***** STORED DATA *****
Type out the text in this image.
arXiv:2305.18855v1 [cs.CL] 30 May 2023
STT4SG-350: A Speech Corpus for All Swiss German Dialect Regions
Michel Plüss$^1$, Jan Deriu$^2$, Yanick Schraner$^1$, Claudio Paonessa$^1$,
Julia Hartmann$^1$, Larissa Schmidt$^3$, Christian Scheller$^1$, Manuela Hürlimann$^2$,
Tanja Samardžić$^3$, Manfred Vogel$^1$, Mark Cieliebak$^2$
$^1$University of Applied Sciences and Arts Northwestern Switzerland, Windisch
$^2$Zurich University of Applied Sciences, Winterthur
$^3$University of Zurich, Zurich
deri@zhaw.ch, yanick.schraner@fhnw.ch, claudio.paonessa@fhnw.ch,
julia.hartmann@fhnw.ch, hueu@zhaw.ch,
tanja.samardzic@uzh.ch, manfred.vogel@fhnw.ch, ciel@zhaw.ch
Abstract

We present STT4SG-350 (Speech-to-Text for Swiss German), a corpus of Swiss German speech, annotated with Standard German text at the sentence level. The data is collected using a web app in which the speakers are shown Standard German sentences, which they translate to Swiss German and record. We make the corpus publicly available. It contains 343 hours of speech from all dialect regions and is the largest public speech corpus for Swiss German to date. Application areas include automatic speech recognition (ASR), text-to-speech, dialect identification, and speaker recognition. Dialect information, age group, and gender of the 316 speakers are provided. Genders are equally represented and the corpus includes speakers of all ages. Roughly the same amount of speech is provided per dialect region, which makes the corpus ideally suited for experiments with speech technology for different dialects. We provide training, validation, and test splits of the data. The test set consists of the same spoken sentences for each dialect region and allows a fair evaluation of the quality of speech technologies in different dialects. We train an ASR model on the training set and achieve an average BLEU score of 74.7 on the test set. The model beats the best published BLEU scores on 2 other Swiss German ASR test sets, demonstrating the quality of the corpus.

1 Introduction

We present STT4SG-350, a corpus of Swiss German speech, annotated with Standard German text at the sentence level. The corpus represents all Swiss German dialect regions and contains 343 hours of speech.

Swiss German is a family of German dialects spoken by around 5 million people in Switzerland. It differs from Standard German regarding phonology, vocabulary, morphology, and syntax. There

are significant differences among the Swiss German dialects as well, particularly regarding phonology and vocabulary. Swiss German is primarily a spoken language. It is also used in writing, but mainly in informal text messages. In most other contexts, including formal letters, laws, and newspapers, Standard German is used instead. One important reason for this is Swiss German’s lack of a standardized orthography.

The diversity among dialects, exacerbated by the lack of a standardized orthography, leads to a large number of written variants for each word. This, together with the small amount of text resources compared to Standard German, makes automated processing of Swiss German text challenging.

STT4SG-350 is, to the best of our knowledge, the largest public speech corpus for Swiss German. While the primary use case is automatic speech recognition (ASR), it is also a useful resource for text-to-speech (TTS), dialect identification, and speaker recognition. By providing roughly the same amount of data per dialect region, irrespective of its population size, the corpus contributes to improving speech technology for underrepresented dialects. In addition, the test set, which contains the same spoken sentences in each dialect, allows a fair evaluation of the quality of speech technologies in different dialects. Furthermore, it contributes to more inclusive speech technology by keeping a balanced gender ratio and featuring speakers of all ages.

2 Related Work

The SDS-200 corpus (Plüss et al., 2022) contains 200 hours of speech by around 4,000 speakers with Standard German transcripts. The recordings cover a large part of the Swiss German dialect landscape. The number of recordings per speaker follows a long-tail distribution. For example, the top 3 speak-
*****
***** STORED DATA *****
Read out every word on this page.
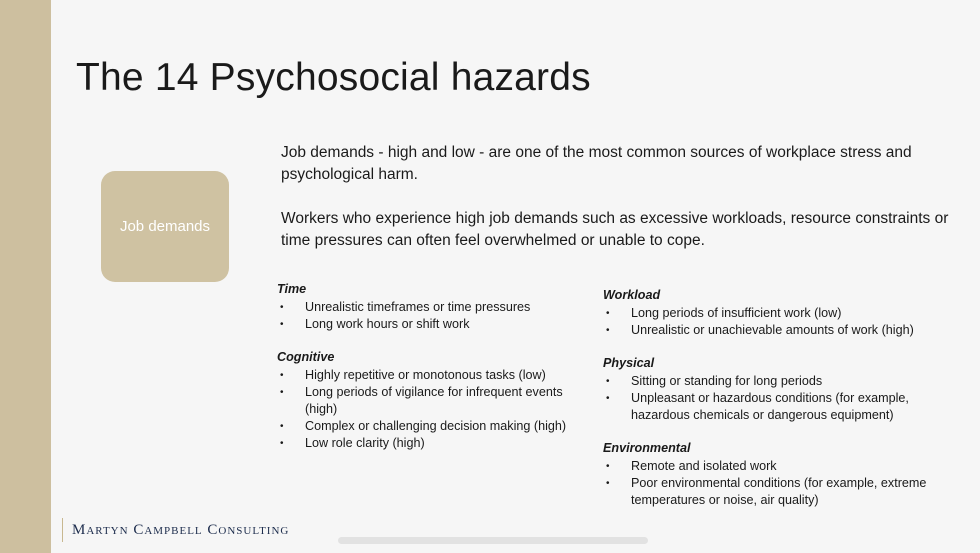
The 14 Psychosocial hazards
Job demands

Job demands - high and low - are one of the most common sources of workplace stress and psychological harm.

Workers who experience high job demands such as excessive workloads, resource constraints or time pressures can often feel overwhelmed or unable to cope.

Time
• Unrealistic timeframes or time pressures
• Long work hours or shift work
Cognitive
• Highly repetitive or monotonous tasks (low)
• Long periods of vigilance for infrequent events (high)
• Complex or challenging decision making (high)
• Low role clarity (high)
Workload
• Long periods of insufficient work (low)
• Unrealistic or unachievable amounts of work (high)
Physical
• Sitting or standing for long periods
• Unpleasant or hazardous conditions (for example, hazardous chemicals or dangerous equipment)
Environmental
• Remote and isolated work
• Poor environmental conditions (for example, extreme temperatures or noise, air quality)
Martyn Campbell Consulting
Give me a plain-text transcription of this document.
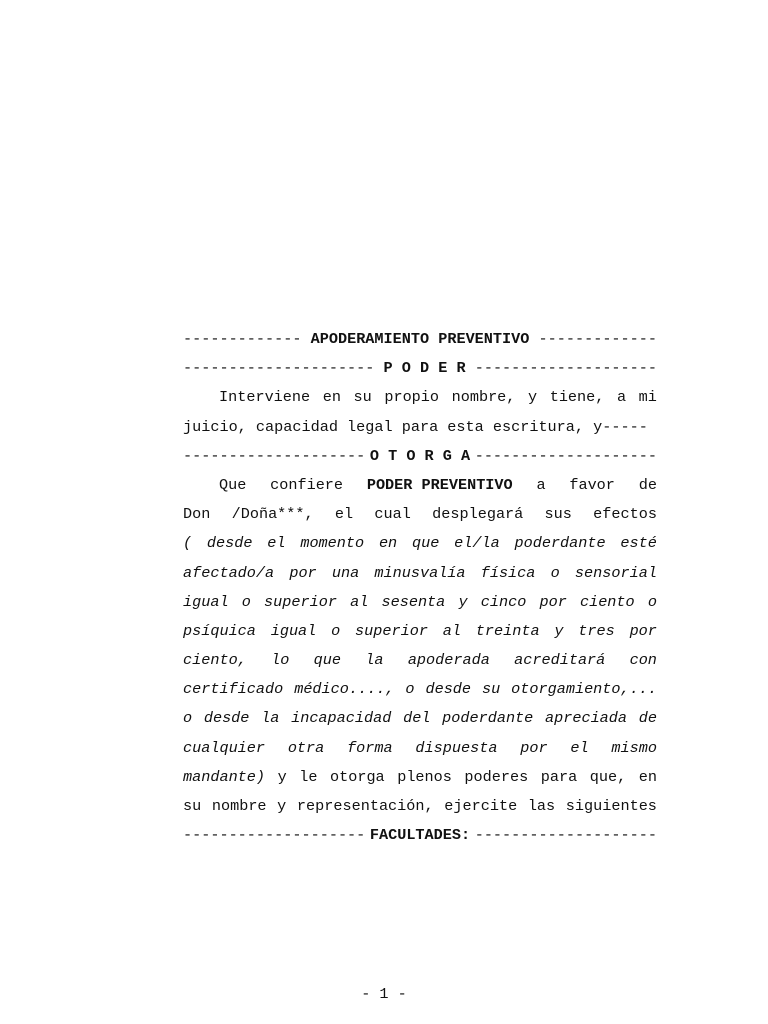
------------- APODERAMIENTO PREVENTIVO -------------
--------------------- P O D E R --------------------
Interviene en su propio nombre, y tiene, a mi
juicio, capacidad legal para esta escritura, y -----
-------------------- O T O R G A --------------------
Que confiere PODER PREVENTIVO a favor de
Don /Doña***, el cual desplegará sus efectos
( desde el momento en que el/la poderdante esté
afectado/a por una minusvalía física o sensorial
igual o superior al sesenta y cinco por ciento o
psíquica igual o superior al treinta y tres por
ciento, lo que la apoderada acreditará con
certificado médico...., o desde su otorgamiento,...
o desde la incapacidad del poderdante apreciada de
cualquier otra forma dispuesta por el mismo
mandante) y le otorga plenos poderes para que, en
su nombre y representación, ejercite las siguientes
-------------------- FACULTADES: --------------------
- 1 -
*****
***** STORED DATA *****
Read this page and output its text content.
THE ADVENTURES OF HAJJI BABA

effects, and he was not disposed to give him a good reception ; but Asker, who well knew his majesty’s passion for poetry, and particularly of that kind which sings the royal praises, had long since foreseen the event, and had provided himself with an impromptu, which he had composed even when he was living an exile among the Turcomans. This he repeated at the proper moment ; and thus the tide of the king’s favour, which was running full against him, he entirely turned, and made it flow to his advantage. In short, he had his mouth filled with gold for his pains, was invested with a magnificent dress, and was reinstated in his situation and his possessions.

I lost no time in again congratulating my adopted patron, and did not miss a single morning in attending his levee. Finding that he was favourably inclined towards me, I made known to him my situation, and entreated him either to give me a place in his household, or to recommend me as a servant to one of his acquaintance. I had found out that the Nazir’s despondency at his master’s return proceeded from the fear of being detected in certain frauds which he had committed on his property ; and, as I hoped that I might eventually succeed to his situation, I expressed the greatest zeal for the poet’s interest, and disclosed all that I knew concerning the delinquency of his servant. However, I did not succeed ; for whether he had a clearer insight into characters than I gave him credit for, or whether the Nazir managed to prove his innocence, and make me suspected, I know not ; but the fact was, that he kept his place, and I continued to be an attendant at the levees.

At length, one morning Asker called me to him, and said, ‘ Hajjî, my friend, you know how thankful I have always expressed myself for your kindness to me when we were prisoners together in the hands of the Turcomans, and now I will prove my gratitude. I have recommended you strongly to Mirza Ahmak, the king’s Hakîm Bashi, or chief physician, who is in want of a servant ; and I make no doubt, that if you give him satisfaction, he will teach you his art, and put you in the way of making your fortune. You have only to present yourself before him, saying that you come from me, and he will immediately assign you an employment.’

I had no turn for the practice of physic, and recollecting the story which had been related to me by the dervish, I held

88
*****
EXERCISE TASK.
Filter the listing for the word "University" and copy every line that holds it.

WRITTEN REPLY.
$^1$University of Applied Sciences and Arts Northwestern Switzerland, Windisch
$^2$Zurich University of Applied Sciences, Winterthur
$^3$University of Zurich, Zurich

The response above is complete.